## Set exercise:
Reproduce the material exactly, omitting nothing.

## Provided material:
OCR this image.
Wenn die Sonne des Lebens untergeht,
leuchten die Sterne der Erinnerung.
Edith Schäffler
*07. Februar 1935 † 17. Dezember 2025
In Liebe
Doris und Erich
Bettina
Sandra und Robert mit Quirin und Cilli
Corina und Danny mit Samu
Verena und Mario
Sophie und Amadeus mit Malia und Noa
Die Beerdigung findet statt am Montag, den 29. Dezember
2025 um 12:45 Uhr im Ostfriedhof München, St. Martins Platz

## The output:
OCR this image.
Wenn die Sonne des Lebens untergeht,
leuchten die Sterne der Erinnerung.
Edith Schäffler
*07. Februar 1935 † 17. Dezember 2025
In Liebe
Doris und Erich
Bettina
Sandra und Robert mit Quirin und Cilli
Corina und Danny mit Samu
Verena und Mario
Sophie und Amadeus mit Malia und Noa
Die Beerdigung findet statt am Montag, den 29. Dezember
2025 um 12:45 Uhr im Ostfriedhof München, St. Martins Platz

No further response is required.